┌─ Text section

From 1903 to 1911, Cordella worked in conjunction with Christopher A. Boeheme as the Boehme & Cordella architecture firm. One of their first commissions was the 1903 Gluek's Restaurant in downtown Minneapolis. They also designed the Grain Belt Beer tavern in Minneapolis on East Hennepin Ave, the P. F. Laum & Sons Building, and the Swan Turnblad Mansion, built in 1908.

Cordella's designs embodied the ethnic identities of their congregations, and the Eastern Orthodox and Catholic churches in the Upper Midwest that he designed helped shape the identities of the immigrants who worshipped in them. He worked with many different ethnicities, including Slovaks, Ruthenians, Ukrainians, and Russians. One of the first churches that he designed was St. Mary's Russian Orthodox Cathedral in Minneapolis. Due to unease in the congregation of St. Mary's two offshoot churches were founded that Cordella designed; in 1913, he designed the Byzantine Catholic Church of St. Constantine, (Note: This building was closed in 1970, to be demolished and replaced by a new building.) also in Minneapolis, and in 1926, he designed the Romanesque St. John the Baptist Greek Catholic Church and rectory in Minneapolis.

└─

_Exercise requirements:_
List every ethnic group that the text about Cordella says he worked with. Answer from the text alone.

┌─ Material shown

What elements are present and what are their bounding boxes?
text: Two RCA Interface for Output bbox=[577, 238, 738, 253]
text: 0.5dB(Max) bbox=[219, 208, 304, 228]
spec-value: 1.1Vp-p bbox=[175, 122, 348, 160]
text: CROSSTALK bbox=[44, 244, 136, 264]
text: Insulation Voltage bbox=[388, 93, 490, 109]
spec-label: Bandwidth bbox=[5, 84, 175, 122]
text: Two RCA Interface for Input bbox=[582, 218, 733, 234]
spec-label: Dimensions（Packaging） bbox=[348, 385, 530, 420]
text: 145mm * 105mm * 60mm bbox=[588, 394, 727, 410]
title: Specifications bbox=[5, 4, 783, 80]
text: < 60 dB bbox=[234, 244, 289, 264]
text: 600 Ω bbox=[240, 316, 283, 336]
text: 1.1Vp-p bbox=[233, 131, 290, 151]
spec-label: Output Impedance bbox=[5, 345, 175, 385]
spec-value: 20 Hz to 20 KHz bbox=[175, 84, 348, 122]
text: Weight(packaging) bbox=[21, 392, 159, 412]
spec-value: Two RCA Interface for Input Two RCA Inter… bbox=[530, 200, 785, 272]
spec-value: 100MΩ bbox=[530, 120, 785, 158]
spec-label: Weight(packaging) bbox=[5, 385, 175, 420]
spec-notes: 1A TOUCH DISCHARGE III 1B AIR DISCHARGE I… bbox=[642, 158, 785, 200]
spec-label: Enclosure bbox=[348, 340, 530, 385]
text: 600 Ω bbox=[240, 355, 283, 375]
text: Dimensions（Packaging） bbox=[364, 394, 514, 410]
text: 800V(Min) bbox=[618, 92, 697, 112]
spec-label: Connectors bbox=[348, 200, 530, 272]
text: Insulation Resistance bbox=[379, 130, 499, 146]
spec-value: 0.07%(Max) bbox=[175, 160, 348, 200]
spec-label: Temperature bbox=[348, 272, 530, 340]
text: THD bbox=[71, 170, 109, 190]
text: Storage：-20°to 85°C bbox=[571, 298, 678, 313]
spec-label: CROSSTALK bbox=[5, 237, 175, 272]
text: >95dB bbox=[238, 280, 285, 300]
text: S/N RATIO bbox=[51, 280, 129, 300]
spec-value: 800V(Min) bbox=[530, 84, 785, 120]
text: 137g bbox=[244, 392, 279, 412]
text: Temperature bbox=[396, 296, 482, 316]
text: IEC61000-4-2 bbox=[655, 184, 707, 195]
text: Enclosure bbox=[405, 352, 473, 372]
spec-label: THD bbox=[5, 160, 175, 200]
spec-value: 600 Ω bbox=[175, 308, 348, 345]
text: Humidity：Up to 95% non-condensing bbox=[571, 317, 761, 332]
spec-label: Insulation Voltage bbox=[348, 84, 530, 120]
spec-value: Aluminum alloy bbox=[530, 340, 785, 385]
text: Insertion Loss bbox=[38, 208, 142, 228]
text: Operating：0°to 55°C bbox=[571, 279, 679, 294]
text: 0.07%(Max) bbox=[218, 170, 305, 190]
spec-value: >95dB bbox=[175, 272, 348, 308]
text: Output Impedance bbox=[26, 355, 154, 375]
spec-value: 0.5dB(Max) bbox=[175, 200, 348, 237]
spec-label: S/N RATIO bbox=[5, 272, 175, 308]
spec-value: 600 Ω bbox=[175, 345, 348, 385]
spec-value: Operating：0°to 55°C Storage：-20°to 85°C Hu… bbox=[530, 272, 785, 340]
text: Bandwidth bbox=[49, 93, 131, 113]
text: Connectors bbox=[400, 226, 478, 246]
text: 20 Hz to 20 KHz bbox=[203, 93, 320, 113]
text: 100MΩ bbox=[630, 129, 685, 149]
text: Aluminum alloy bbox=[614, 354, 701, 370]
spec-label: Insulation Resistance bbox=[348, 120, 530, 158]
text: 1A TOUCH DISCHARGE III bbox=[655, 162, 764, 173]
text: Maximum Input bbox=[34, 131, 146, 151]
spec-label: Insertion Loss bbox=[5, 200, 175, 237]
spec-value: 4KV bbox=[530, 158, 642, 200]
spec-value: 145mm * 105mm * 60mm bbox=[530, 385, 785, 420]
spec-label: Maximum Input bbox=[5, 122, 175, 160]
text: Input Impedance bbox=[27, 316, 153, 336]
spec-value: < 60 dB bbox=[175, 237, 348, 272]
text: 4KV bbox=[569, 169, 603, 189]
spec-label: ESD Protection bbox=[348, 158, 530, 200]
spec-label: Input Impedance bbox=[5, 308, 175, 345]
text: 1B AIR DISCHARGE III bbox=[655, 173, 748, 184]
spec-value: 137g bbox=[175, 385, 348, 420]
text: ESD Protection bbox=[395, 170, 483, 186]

└─

_Answer section:_
Slovaks, Ruthenians, Ukrainians, Russians